Aim of the exercise
Reproduce the data exactly and drop any pictures it holds.

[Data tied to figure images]

__________

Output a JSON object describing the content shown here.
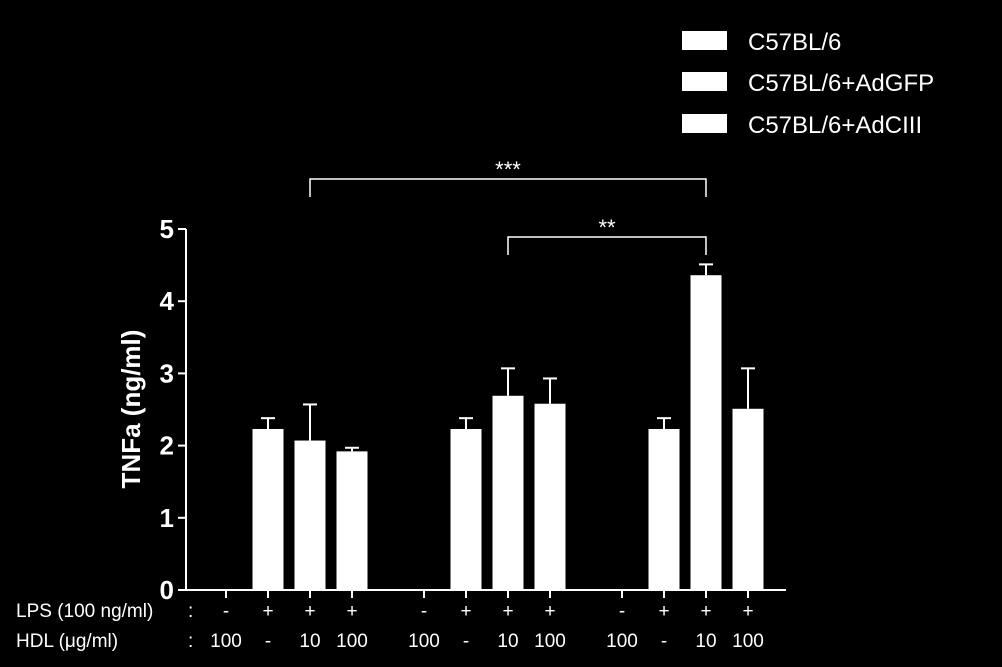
{
  "chart_data": {
    "type": "bar",
    "ylabel": "TNFa (ng/ml)",
    "ylim": [
      0,
      5
    ],
    "yticks": [
      "0",
      "1",
      "2",
      "3",
      "4",
      "5"
    ],
    "legend_position": "top-right",
    "series": [
      {
        "name": "C57BL/6",
        "values": [
          0,
          2.23,
          2.07,
          1.92
        ],
        "errors": [
          0,
          0.15,
          0.5,
          0.05
        ]
      },
      {
        "name": "C57BL/6+AdGFP",
        "values": [
          0,
          2.23,
          2.69,
          2.58
        ],
        "errors": [
          0,
          0.15,
          0.38,
          0.35
        ]
      },
      {
        "name": "C57BL/6+AdCIII",
        "values": [
          0,
          2.23,
          4.36,
          2.51
        ],
        "errors": [
          0,
          0.15,
          0.15,
          0.56
        ]
      }
    ],
    "condition_rows": [
      {
        "label": "LPS (100 ng/ml)",
        "colon": ":",
        "values": [
          "-",
          "+",
          "+",
          "+"
        ]
      },
      {
        "label": "HDL (μg/ml)",
        "colon": ":",
        "values": [
          "100",
          "-",
          "10",
          "100"
        ]
      }
    ],
    "significance": [
      {
        "label": "***",
        "from": [
          0,
          2
        ],
        "to": [
          2,
          2
        ]
      },
      {
        "label": "**",
        "from": [
          1,
          2
        ],
        "to": [
          2,
          2
        ]
      }
    ],
    "colors": {
      "background": "#000000",
      "foreground": "#ffffff"
    }
  }
}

__________

The reply
Output a JSON object describing the content shown here.
{
  "chart_data": {
    "type": "bar",
    "ylabel": "TNFa (ng/ml)",
    "ylim": [
      0,
      5
    ],
    "yticks": [
      "0",
      "1",
      "2",
      "3",
      "4",
      "5"
    ],
    "legend_position": "top-right",
    "series": [
      {
        "name": "C57BL/6",
        "values": [
          0,
          2.23,
          2.07,
          1.92
        ],
        "errors": [
          0,
          0.15,
          0.5,
          0.05
        ]
      },
      {
        "name": "C57BL/6+AdGFP",
        "values": [
          0,
          2.23,
          2.69,
          2.58
        ],
        "errors": [
          0,
          0.15,
          0.38,
          0.35
        ]
      },
      {
        "name": "C57BL/6+AdCIII",
        "values": [
          0,
          2.23,
          4.36,
          2.51
        ],
        "errors": [
          0,
          0.15,
          0.15,
          0.56
        ]
      }
    ],
    "condition_rows": [
      {
        "label": "LPS (100 ng/ml)",
        "colon": ":",
        "values": [
          "-",
          "+",
          "+",
          "+"
        ]
      },
      {
        "label": "HDL (μg/ml)",
        "colon": ":",
        "values": [
          "100",
          "-",
          "10",
          "100"
        ]
      }
    ],
    "significance": [
      {
        "label": "***",
        "from": [
          0,
          2
        ],
        "to": [
          2,
          2
        ]
      },
      {
        "label": "**",
        "from": [
          1,
          2
        ],
        "to": [
          2,
          2
        ]
      }
    ],
    "colors": {
      "background": "#000000",
      "foreground": "#ffffff"
    }
  }
}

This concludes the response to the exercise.